REQUIRED WORK ▸ Reproduce verbatim the stretch of lines from the one containing "What elements are" through the one containing "mode-status: 활성화 — [846, 696, 885, 712]", including both of those lines.

#### DATA LISTING

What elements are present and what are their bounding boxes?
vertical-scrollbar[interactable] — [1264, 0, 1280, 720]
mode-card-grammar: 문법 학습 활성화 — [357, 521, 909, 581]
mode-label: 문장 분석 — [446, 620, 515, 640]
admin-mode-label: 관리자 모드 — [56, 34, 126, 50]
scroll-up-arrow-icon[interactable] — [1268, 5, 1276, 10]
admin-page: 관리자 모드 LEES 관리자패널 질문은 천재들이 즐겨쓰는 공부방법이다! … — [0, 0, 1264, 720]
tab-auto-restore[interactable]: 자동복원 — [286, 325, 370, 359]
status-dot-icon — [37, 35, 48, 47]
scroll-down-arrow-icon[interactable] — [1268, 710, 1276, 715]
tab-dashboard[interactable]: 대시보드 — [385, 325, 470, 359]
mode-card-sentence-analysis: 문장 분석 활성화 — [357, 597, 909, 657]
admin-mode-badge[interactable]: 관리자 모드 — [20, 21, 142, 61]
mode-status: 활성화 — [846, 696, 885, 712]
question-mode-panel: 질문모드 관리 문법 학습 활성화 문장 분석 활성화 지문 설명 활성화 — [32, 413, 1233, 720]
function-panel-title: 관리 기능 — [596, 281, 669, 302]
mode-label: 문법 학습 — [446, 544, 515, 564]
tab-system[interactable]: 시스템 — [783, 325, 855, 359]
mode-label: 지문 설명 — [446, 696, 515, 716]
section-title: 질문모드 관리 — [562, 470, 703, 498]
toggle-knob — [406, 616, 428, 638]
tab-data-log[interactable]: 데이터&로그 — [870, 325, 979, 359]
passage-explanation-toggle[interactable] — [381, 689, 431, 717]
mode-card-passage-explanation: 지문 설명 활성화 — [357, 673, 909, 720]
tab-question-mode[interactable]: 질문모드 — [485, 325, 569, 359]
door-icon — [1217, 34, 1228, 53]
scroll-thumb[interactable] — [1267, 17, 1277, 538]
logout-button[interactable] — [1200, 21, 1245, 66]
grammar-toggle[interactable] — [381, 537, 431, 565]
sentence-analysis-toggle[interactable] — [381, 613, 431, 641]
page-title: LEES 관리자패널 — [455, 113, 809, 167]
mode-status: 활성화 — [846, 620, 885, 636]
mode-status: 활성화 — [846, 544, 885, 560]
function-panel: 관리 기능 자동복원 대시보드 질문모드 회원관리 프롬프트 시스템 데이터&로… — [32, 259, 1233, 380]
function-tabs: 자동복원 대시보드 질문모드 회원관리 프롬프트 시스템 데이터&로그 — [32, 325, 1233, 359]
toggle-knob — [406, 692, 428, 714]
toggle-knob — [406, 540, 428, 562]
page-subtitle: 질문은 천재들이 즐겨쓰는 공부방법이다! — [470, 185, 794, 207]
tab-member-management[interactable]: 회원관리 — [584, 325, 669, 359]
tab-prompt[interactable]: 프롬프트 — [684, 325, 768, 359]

########
#### DATA LISTING

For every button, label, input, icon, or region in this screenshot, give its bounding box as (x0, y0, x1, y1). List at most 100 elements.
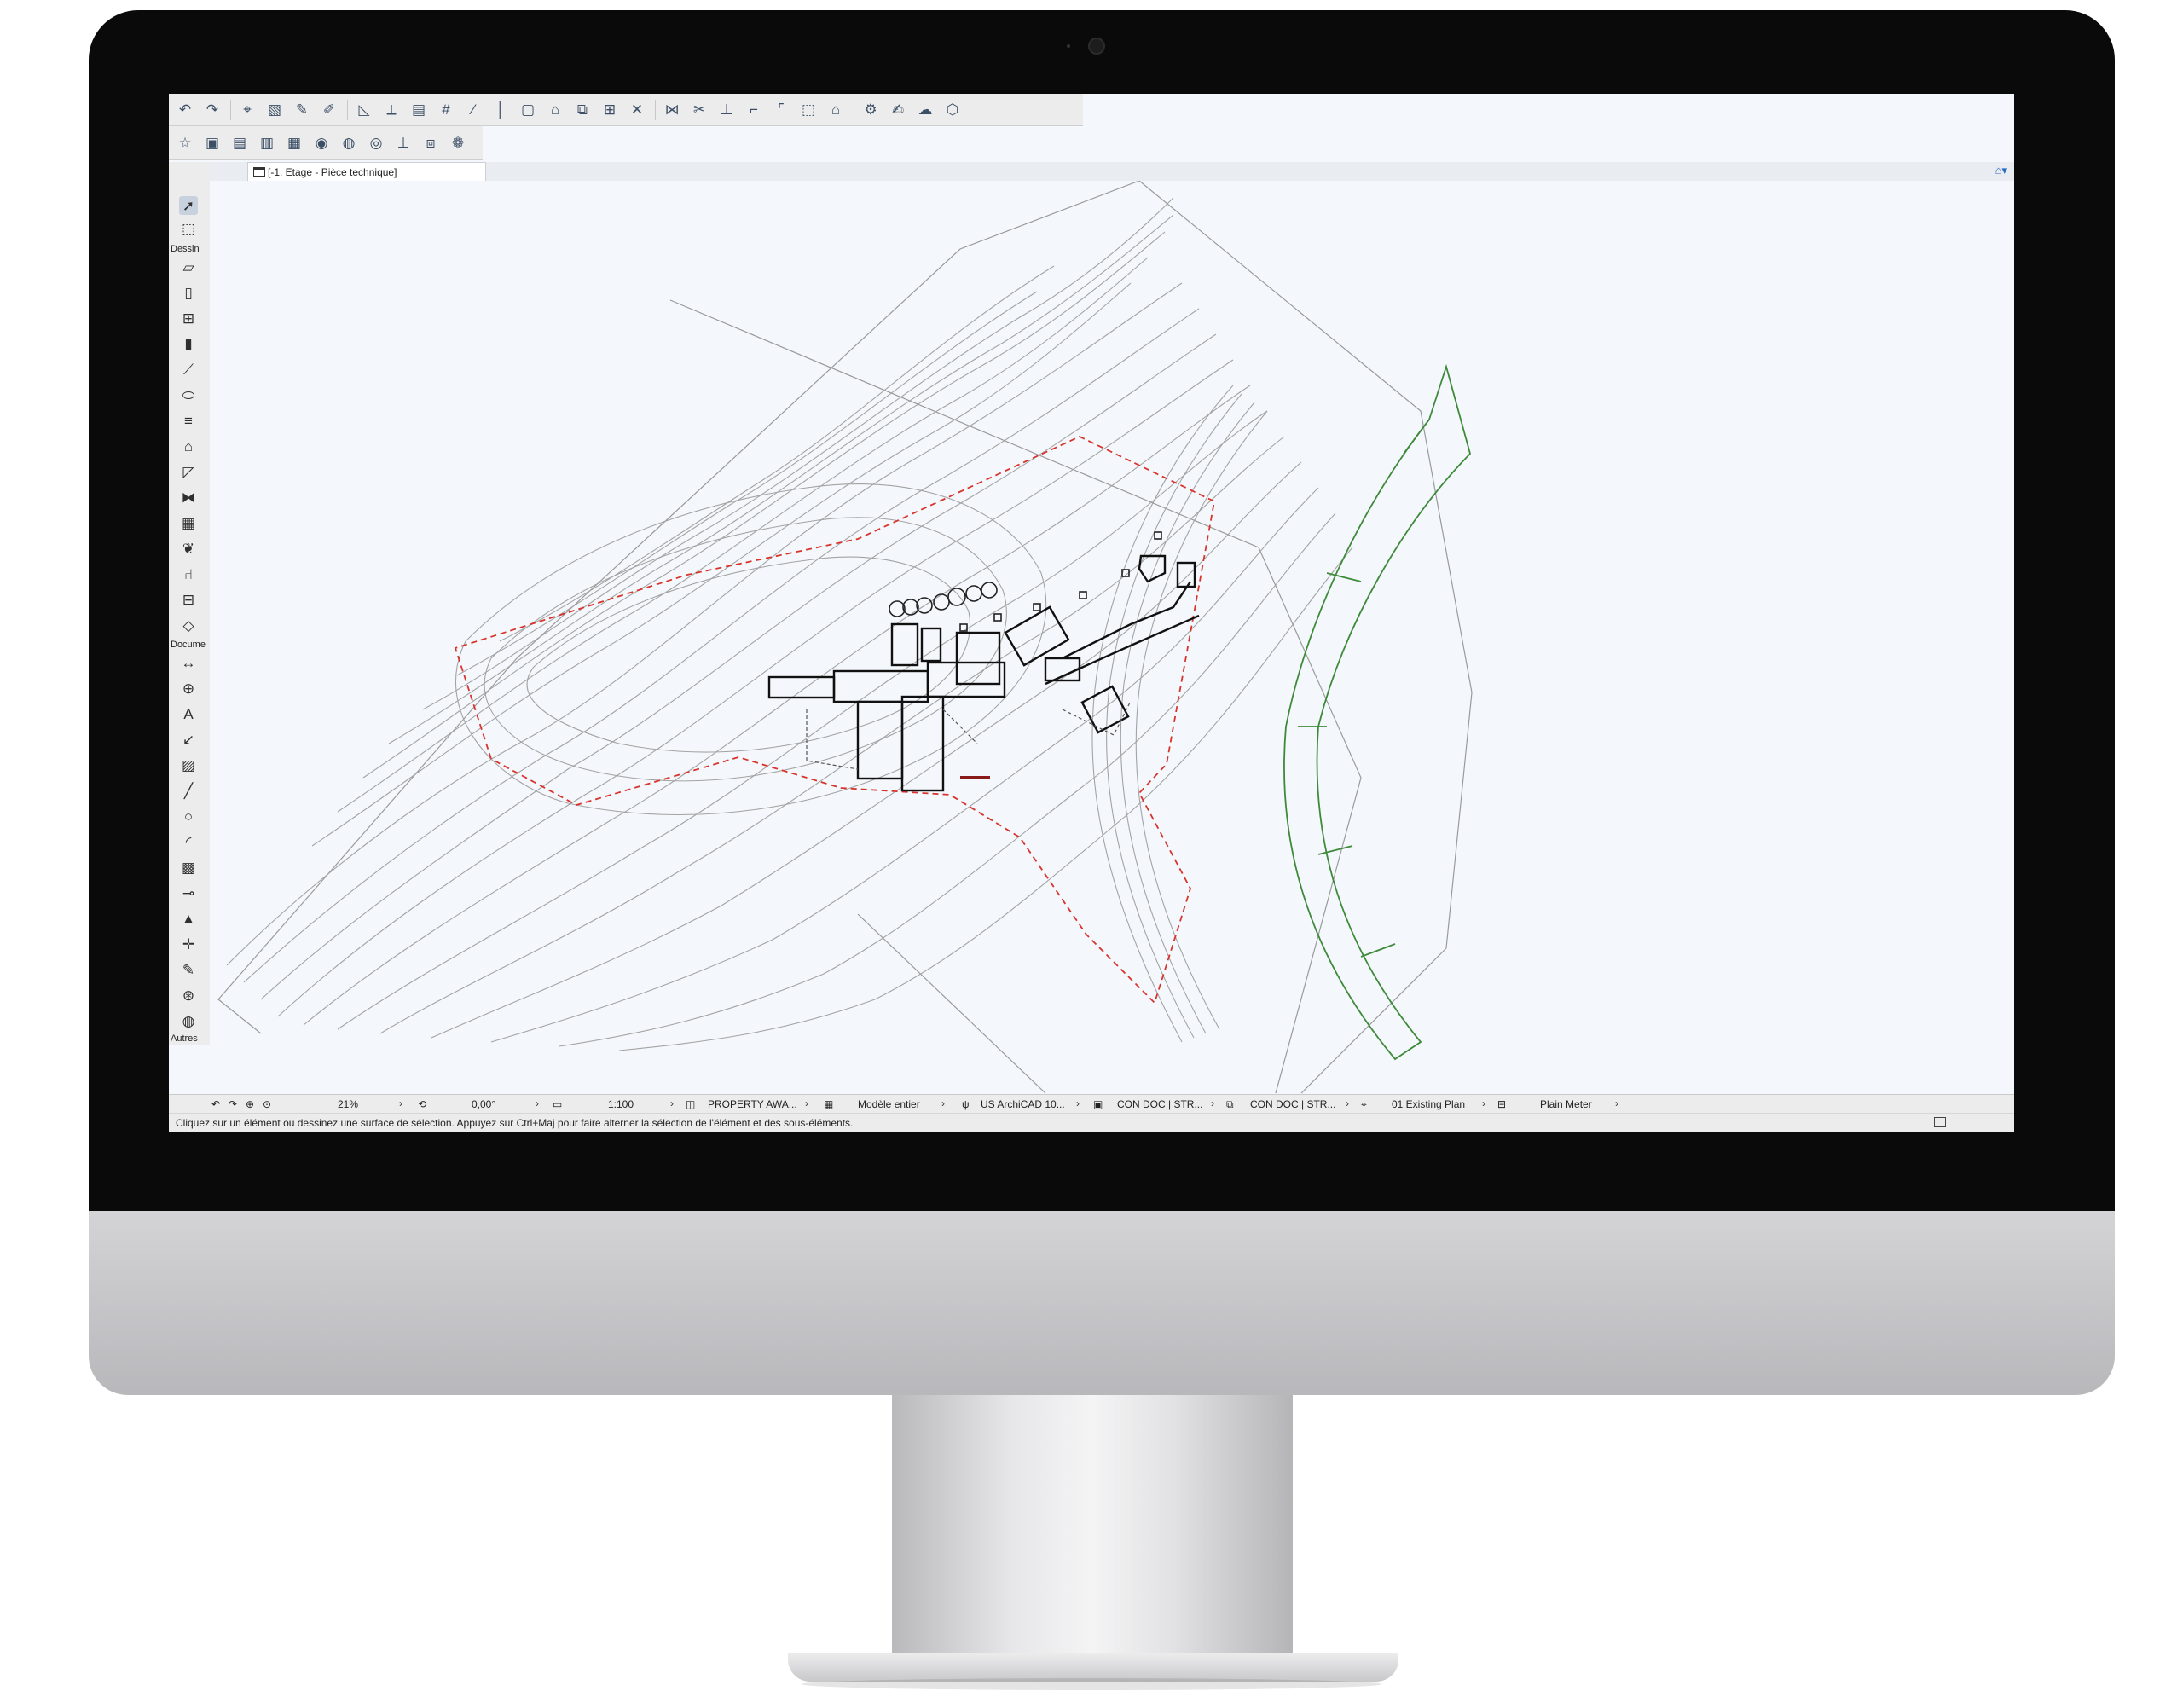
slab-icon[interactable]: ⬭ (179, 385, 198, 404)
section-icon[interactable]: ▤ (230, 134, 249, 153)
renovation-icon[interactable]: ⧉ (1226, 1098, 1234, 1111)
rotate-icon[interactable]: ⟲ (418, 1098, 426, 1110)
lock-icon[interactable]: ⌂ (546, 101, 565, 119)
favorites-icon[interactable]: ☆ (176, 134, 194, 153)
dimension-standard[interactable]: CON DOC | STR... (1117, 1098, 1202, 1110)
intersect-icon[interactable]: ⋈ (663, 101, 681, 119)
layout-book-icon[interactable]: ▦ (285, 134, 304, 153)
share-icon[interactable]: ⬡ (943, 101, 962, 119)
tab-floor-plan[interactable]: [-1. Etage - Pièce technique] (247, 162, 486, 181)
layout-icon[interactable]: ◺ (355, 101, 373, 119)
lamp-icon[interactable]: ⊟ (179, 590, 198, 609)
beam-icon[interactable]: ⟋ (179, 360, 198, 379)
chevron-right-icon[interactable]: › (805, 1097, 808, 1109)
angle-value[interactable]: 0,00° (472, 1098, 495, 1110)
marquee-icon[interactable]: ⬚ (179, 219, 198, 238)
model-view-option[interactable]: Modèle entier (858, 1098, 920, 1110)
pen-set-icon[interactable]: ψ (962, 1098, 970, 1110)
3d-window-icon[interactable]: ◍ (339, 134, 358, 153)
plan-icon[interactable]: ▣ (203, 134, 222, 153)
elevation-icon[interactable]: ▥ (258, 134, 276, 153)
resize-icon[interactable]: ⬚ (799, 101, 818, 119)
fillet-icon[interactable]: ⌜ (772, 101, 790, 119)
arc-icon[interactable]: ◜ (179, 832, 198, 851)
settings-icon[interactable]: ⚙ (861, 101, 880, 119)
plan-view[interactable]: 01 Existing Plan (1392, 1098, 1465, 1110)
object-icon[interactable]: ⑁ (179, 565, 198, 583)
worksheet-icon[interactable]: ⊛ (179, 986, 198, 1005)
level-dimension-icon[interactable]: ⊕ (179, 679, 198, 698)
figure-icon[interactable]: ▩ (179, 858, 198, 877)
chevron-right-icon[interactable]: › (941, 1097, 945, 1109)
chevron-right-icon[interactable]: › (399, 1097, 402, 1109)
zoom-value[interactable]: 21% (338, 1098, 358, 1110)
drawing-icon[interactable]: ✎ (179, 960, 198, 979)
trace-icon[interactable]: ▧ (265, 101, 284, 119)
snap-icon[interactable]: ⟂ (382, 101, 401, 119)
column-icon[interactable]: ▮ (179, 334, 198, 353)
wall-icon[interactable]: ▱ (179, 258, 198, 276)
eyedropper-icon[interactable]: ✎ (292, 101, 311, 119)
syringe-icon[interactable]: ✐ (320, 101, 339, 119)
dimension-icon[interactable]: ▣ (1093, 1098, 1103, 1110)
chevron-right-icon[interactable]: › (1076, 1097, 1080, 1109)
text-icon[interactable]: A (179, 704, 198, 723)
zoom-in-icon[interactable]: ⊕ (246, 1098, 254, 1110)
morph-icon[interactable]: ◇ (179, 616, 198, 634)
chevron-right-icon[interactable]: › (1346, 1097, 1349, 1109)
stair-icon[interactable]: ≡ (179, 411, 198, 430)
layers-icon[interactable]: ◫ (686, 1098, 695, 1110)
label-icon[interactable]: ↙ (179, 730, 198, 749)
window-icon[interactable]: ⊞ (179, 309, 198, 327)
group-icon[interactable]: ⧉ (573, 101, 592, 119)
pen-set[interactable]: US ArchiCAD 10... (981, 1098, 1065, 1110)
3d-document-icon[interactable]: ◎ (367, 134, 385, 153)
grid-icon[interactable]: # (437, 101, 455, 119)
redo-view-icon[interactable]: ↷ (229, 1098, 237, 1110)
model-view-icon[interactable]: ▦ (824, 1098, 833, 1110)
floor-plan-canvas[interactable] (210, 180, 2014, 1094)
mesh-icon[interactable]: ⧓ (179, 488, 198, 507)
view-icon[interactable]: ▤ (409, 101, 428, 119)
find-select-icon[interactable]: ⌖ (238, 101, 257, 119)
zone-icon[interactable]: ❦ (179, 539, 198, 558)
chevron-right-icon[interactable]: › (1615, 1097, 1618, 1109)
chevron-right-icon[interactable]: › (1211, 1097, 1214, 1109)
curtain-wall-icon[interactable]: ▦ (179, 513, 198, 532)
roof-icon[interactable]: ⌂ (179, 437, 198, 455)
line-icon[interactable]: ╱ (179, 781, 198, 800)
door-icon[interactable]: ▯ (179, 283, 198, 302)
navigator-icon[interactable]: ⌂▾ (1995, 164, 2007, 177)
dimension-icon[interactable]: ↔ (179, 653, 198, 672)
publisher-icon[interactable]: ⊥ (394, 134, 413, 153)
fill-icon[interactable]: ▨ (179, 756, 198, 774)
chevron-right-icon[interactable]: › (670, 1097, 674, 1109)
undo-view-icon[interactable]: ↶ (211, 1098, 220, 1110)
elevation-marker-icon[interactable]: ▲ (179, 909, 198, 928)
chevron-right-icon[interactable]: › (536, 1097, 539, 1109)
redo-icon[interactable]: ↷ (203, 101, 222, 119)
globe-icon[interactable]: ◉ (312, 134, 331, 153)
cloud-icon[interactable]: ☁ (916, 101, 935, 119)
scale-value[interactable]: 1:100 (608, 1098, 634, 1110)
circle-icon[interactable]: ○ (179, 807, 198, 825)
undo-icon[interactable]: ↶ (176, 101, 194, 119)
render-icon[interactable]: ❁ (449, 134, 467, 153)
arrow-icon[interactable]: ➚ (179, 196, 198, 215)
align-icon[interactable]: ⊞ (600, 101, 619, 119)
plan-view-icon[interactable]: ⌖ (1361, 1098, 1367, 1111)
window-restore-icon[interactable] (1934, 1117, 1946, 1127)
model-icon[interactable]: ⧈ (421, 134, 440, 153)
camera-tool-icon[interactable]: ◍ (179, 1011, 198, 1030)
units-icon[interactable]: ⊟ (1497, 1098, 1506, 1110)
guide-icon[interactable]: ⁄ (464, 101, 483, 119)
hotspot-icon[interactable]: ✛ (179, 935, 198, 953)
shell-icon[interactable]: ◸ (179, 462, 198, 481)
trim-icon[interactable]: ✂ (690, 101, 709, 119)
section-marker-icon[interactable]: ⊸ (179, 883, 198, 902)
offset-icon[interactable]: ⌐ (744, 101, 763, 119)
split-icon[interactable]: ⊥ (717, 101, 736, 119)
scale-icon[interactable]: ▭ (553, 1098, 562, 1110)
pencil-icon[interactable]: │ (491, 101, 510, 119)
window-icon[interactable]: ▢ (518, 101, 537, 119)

########

ANSWER TO THE EXERCISE ▸
What elements are present and what are their bounding boxes?
vertical-scrollbar[interactable] — [1264, 0, 1280, 720]
mode-card-grammar: 문법 학습 활성화 — [357, 521, 909, 581]
mode-label: 문장 분석 — [446, 620, 515, 640]
admin-mode-label: 관리자 모드 — [56, 34, 126, 50]
scroll-up-arrow-icon[interactable] — [1268, 5, 1276, 10]
admin-page: 관리자 모드 LEES 관리자패널 질문은 천재들이 즐겨쓰는 공부방법이다! … — [0, 0, 1264, 720]
tab-auto-restore[interactable]: 자동복원 — [286, 325, 370, 359]
status-dot-icon — [37, 35, 48, 47]
scroll-down-arrow-icon[interactable] — [1268, 710, 1276, 715]
tab-dashboard[interactable]: 대시보드 — [385, 325, 470, 359]
mode-card-sentence-analysis: 문장 분석 활성화 — [357, 597, 909, 657]
admin-mode-badge[interactable]: 관리자 모드 — [20, 21, 142, 61]
mode-status: 활성화 — [846, 696, 885, 712]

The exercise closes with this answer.